_Directive_: Could you print all the entries exactly?

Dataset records

☆ ☆ ☆ ☆ ☆ ☆ ☆

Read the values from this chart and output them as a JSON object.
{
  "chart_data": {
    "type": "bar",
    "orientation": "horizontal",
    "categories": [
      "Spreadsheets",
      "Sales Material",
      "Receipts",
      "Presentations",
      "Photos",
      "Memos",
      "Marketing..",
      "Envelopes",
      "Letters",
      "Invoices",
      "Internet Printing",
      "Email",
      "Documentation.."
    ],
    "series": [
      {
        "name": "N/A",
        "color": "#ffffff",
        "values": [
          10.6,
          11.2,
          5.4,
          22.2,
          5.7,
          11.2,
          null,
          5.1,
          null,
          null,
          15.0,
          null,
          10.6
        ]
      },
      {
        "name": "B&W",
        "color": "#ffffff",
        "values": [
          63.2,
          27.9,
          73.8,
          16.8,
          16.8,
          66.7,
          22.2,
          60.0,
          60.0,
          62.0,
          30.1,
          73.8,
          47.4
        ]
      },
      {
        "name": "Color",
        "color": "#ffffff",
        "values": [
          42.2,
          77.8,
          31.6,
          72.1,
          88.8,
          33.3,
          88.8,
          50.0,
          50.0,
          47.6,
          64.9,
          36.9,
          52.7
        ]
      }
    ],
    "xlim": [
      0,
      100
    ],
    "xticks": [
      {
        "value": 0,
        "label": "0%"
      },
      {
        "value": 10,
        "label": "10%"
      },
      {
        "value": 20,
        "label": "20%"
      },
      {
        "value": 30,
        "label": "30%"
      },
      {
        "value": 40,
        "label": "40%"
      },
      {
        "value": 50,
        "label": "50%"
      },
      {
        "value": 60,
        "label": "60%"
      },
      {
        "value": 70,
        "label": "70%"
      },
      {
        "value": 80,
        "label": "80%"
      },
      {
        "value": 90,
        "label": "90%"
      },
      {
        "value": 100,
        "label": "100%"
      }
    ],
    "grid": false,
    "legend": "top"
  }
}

☆ ☆ ☆ ☆ ☆ ☆ ☆

_Correct output_:
Read the values from this chart and output them as a JSON object.
{
  "chart_data": {
    "type": "bar",
    "orientation": "horizontal",
    "categories": [
      "Spreadsheets",
      "Sales Material",
      "Receipts",
      "Presentations",
      "Photos",
      "Memos",
      "Marketing..",
      "Envelopes",
      "Letters",
      "Invoices",
      "Internet Printing",
      "Email",
      "Documentation.."
    ],
    "series": [
      {
        "name": "N/A",
        "color": "#ffffff",
        "values": [
          10.6,
          11.2,
          5.4,
          22.2,
          5.7,
          11.2,
          null,
          5.1,
          null,
          null,
          15.0,
          null,
          10.6
        ]
      },
      {
        "name": "B&W",
        "color": "#ffffff",
        "values": [
          63.2,
          27.9,
          73.8,
          16.8,
          16.8,
          66.7,
          22.2,
          60.0,
          60.0,
          62.0,
          30.1,
          73.8,
          47.4
        ]
      },
      {
        "name": "Color",
        "color": "#ffffff",
        "values": [
          42.2,
          77.8,
          31.6,
          72.1,
          88.8,
          33.3,
          88.8,
          50.0,
          50.0,
          47.6,
          64.9,
          36.9,
          52.7
        ]
      }
    ],
    "xlim": [
      0,
      100
    ],
    "xticks": [
      {
        "value": 0,
        "label": "0%"
      },
      {
        "value": 10,
        "label": "10%"
      },
      {
        "value": 20,
        "label": "20%"
      },
      {
        "value": 30,
        "label": "30%"
      },
      {
        "value": 40,
        "label": "40%"
      },
      {
        "value": 50,
        "label": "50%"
      },
      {
        "value": 60,
        "label": "60%"
      },
      {
        "value": 70,
        "label": "70%"
      },
      {
        "value": 80,
        "label": "80%"
      },
      {
        "value": 90,
        "label": "90%"
      },
      {
        "value": 100,
        "label": "100%"
      }
    ],
    "grid": false,
    "legend": "top"
  }
}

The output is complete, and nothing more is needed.